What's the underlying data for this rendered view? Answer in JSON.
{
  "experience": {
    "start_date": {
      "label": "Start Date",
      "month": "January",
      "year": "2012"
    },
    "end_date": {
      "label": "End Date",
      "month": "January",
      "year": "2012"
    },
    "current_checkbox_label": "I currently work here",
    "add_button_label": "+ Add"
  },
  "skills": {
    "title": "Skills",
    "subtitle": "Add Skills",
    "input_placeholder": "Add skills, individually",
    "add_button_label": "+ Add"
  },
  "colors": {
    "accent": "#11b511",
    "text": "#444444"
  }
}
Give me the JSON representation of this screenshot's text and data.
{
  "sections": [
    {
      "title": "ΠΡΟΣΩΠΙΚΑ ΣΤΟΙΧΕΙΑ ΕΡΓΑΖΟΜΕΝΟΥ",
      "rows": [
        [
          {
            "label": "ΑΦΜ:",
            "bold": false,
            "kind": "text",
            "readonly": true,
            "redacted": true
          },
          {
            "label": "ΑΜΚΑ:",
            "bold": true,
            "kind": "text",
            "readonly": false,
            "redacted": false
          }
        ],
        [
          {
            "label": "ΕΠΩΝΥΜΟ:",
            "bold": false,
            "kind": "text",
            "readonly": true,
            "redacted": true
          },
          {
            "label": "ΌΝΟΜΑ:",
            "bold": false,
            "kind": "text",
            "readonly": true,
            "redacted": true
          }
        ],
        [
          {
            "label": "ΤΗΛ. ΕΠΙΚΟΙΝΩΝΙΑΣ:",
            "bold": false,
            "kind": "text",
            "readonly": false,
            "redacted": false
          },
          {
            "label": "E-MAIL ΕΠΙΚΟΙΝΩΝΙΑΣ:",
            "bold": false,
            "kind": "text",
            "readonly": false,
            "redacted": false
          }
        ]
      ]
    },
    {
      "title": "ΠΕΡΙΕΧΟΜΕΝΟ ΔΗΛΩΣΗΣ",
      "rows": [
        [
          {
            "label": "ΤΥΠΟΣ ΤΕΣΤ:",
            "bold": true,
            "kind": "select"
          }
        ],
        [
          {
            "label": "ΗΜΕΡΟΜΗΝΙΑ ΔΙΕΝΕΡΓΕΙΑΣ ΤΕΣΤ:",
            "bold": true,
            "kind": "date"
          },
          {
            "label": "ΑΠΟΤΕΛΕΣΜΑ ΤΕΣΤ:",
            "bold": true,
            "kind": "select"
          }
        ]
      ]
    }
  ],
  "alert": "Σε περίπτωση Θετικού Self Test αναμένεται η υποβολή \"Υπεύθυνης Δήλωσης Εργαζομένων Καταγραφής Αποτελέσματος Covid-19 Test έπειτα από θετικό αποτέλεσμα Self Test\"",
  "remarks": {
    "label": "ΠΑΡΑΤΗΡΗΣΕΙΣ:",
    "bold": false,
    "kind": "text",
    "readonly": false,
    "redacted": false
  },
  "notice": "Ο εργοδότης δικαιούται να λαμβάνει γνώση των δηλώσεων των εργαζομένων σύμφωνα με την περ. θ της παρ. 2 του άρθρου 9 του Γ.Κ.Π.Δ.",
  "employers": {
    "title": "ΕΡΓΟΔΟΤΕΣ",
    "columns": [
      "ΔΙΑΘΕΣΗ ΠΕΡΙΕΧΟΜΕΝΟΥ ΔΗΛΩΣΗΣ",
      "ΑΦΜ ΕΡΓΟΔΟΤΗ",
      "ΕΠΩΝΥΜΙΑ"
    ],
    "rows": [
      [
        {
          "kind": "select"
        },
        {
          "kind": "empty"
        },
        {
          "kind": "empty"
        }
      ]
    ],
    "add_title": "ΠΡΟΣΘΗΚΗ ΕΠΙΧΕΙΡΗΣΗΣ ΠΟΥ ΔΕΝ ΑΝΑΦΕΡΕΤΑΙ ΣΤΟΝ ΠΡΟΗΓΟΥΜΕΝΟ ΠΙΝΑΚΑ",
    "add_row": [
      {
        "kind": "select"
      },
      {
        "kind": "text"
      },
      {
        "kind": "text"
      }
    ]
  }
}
※
Reproduce all data above, unchanged.

What's the underlying data for this rendered view? Answer in JSON.
{
  "experience": {
    "start_date": {
      "label": "Start Date",
      "month": "January",
      "year": "2012"
    },
    "end_date": {
      "label": "End Date",
      "month": "January",
      "year": "2012"
    },
    "current_checkbox_label": "I currently work here",
    "add_button_label": "+ Add"
  },
  "skills": {
    "title": "Skills",
    "subtitle": "Add Skills",
    "input_placeholder": "Add skills, individually",
    "add_button_label": "+ Add"
  },
  "colors": {
    "accent": "#11b511",
    "text": "#444444"
  }
}
Give me the JSON representation of this screenshot's text and data.
{
  "sections": [
    {
      "title": "ΠΡΟΣΩΠΙΚΑ ΣΤΟΙΧΕΙΑ ΕΡΓΑΖΟΜΕΝΟΥ",
      "rows": [
        [
          {
            "label": "ΑΦΜ:",
            "bold": false,
            "kind": "text",
            "readonly": true,
            "redacted": true
          },
          {
            "label": "ΑΜΚΑ:",
            "bold": true,
            "kind": "text",
            "readonly": false,
            "redacted": false
          }
        ],
        [
          {
            "label": "ΕΠΩΝΥΜΟ:",
            "bold": false,
            "kind": "text",
            "readonly": true,
            "redacted": true
          },
          {
            "label": "ΌΝΟΜΑ:",
            "bold": false,
            "kind": "text",
            "readonly": true,
            "redacted": true
          }
        ],
        [
          {
            "label": "ΤΗΛ. ΕΠΙΚΟΙΝΩΝΙΑΣ:",
            "bold": false,
            "kind": "text",
            "readonly": false,
            "redacted": false
          },
          {
            "label": "E-MAIL ΕΠΙΚΟΙΝΩΝΙΑΣ:",
            "bold": false,
            "kind": "text",
            "readonly": false,
            "redacted": false
          }
        ]
      ]
    },
    {
      "title": "ΠΕΡΙΕΧΟΜΕΝΟ ΔΗΛΩΣΗΣ",
      "rows": [
        [
          {
            "label": "ΤΥΠΟΣ ΤΕΣΤ:",
            "bold": true,
            "kind": "select"
          }
        ],
        [
          {
            "label": "ΗΜΕΡΟΜΗΝΙΑ ΔΙΕΝΕΡΓΕΙΑΣ ΤΕΣΤ:",
            "bold": true,
            "kind": "date"
          },
          {
            "label": "ΑΠΟΤΕΛΕΣΜΑ ΤΕΣΤ:",
            "bold": true,
            "kind": "select"
          }
        ]
      ]
    }
  ],
  "alert": "Σε περίπτωση Θετικού Self Test αναμένεται η υποβολή \"Υπεύθυνης Δήλωσης Εργαζομένων Καταγραφής Αποτελέσματος Covid-19 Test έπειτα από θετικό αποτέλεσμα Self Test\"",
  "remarks": {
    "label": "ΠΑΡΑΤΗΡΗΣΕΙΣ:",
    "bold": false,
    "kind": "text",
    "readonly": false,
    "redacted": false
  },
  "notice": "Ο εργοδότης δικαιούται να λαμβάνει γνώση των δηλώσεων των εργαζομένων σύμφωνα με την περ. θ της παρ. 2 του άρθρου 9 του Γ.Κ.Π.Δ.",
  "employers": {
    "title": "ΕΡΓΟΔΟΤΕΣ",
    "columns": [
      "ΔΙΑΘΕΣΗ ΠΕΡΙΕΧΟΜΕΝΟΥ ΔΗΛΩΣΗΣ",
      "ΑΦΜ ΕΡΓΟΔΟΤΗ",
      "ΕΠΩΝΥΜΙΑ"
    ],
    "rows": [
      [
        {
          "kind": "select"
        },
        {
          "kind": "empty"
        },
        {
          "kind": "empty"
        }
      ]
    ],
    "add_title": "ΠΡΟΣΘΗΚΗ ΕΠΙΧΕΙΡΗΣΗΣ ΠΟΥ ΔΕΝ ΑΝΑΦΕΡΕΤΑΙ ΣΤΟΝ ΠΡΟΗΓΟΥΜΕΝΟ ΠΙΝΑΚΑ",
    "add_row": [
      {
        "kind": "select"
      },
      {
        "kind": "text"
      },
      {
        "kind": "text"
      }
    ]
  }
}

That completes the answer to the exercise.